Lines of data
====================

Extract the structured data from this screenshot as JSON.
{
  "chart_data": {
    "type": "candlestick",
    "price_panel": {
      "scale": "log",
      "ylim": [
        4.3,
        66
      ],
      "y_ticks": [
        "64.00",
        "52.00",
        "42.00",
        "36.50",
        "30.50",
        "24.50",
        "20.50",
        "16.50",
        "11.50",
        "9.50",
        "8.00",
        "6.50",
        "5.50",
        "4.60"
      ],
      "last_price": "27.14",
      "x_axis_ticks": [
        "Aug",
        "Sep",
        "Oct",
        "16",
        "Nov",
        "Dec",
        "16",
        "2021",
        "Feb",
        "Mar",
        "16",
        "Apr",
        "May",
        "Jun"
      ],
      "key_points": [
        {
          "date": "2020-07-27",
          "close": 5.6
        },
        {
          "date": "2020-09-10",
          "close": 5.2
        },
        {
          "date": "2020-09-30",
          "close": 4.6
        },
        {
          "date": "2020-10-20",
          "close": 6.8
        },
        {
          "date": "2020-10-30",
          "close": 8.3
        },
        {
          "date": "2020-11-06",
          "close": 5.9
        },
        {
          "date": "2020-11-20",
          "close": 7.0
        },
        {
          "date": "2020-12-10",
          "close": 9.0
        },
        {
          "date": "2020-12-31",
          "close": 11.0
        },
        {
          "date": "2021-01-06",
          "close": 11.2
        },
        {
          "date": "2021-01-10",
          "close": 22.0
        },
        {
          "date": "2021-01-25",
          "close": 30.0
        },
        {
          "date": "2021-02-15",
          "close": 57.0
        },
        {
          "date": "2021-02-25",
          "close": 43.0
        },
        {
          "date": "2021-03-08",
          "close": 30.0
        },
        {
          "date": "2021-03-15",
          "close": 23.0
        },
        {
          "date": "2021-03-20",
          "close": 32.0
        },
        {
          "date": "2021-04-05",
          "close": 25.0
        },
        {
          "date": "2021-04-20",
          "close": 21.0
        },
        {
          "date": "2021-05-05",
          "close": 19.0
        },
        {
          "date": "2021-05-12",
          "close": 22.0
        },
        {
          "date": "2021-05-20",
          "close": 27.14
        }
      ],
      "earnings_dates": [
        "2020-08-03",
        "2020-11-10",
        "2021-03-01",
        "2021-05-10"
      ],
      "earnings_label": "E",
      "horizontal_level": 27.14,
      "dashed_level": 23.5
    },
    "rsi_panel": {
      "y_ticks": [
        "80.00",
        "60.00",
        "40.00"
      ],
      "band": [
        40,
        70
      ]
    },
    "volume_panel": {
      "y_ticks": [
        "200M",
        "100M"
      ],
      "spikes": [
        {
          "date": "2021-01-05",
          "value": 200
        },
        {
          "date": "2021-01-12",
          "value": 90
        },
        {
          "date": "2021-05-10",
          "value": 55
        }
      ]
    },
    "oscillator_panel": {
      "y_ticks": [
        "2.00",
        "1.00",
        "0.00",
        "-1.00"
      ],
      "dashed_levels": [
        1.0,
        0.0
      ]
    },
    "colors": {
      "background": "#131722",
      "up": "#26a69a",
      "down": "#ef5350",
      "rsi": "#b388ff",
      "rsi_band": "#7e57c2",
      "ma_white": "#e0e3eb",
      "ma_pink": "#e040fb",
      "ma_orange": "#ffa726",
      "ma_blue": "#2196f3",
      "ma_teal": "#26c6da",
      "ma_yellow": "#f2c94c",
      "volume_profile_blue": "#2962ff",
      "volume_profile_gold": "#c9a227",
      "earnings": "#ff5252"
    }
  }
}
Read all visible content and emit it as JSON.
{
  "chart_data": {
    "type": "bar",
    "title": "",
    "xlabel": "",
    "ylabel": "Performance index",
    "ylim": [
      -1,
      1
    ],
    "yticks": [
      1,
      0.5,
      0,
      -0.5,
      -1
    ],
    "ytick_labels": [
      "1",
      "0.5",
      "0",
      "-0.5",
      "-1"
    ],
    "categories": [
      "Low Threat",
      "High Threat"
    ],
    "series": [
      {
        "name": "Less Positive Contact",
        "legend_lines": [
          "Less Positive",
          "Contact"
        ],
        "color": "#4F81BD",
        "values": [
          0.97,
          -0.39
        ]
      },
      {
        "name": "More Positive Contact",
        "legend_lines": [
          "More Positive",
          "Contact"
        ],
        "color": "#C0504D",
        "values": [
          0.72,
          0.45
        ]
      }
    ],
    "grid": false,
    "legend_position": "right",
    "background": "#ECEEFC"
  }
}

====================

What is needed
Transcribe every entry verbatim.

Solution for this task
Extract the structured data from this screenshot as JSON.
{
  "chart_data": {
    "type": "candlestick",
    "price_panel": {
      "scale": "log",
      "ylim": [
        4.3,
        66
      ],
      "y_ticks": [
        "64.00",
        "52.00",
        "42.00",
        "36.50",
        "30.50",
        "24.50",
        "20.50",
        "16.50",
        "11.50",
        "9.50",
        "8.00",
        "6.50",
        "5.50",
        "4.60"
      ],
      "last_price": "27.14",
      "x_axis_ticks": [
        "Aug",
        "Sep",
        "Oct",
        "16",
        "Nov",
        "Dec",
        "16",
        "2021",
        "Feb",
        "Mar",
        "16",
        "Apr",
        "May",
        "Jun"
      ],
      "key_points": [
        {
          "date": "2020-07-27",
          "close": 5.6
        },
        {
          "date": "2020-09-10",
          "close": 5.2
        },
        {
          "date": "2020-09-30",
          "close": 4.6
        },
        {
          "date": "2020-10-20",
          "close": 6.8
        },
        {
          "date": "2020-10-30",
          "close": 8.3
        },
        {
          "date": "2020-11-06",
          "close": 5.9
        },
        {
          "date": "2020-11-20",
          "close": 7.0
        },
        {
          "date": "2020-12-10",
          "close": 9.0
        },
        {
          "date": "2020-12-31",
          "close": 11.0
        },
        {
          "date": "2021-01-06",
          "close": 11.2
        },
        {
          "date": "2021-01-10",
          "close": 22.0
        },
        {
          "date": "2021-01-25",
          "close": 30.0
        },
        {
          "date": "2021-02-15",
          "close": 57.0
        },
        {
          "date": "2021-02-25",
          "close": 43.0
        },
        {
          "date": "2021-03-08",
          "close": 30.0
        },
        {
          "date": "2021-03-15",
          "close": 23.0
        },
        {
          "date": "2021-03-20",
          "close": 32.0
        },
        {
          "date": "2021-04-05",
          "close": 25.0
        },
        {
          "date": "2021-04-20",
          "close": 21.0
        },
        {
          "date": "2021-05-05",
          "close": 19.0
        },
        {
          "date": "2021-05-12",
          "close": 22.0
        },
        {
          "date": "2021-05-20",
          "close": 27.14
        }
      ],
      "earnings_dates": [
        "2020-08-03",
        "2020-11-10",
        "2021-03-01",
        "2021-05-10"
      ],
      "earnings_label": "E",
      "horizontal_level": 27.14,
      "dashed_level": 23.5
    },
    "rsi_panel": {
      "y_ticks": [
        "80.00",
        "60.00",
        "40.00"
      ],
      "band": [
        40,
        70
      ]
    },
    "volume_panel": {
      "y_ticks": [
        "200M",
        "100M"
      ],
      "spikes": [
        {
          "date": "2021-01-05",
          "value": 200
        },
        {
          "date": "2021-01-12",
          "value": 90
        },
        {
          "date": "2021-05-10",
          "value": 55
        }
      ]
    },
    "oscillator_panel": {
      "y_ticks": [
        "2.00",
        "1.00",
        "0.00",
        "-1.00"
      ],
      "dashed_levels": [
        1.0,
        0.0
      ]
    },
    "colors": {
      "background": "#131722",
      "up": "#26a69a",
      "down": "#ef5350",
      "rsi": "#b388ff",
      "rsi_band": "#7e57c2",
      "ma_white": "#e0e3eb",
      "ma_pink": "#e040fb",
      "ma_orange": "#ffa726",
      "ma_blue": "#2196f3",
      "ma_teal": "#26c6da",
      "ma_yellow": "#f2c94c",
      "volume_profile_blue": "#2962ff",
      "volume_profile_gold": "#c9a227",
      "earnings": "#ff5252"
    }
  }
}
Read all visible content and emit it as JSON.
{
  "chart_data": {
    "type": "bar",
    "title": "",
    "xlabel": "",
    "ylabel": "Performance index",
    "ylim": [
      -1,
      1
    ],
    "yticks": [
      1,
      0.5,
      0,
      -0.5,
      -1
    ],
    "ytick_labels": [
      "1",
      "0.5",
      "0",
      "-0.5",
      "-1"
    ],
    "categories": [
      "Low Threat",
      "High Threat"
    ],
    "series": [
      {
        "name": "Less Positive Contact",
        "legend_lines": [
          "Less Positive",
          "Contact"
        ],
        "color": "#4F81BD",
        "values": [
          0.97,
          -0.39
        ]
      },
      {
        "name": "More Positive Contact",
        "legend_lines": [
          "More Positive",
          "Contact"
        ],
        "color": "#C0504D",
        "values": [
          0.72,
          0.45
        ]
      }
    ],
    "grid": false,
    "legend_position": "right",
    "background": "#ECEEFC"
  }
}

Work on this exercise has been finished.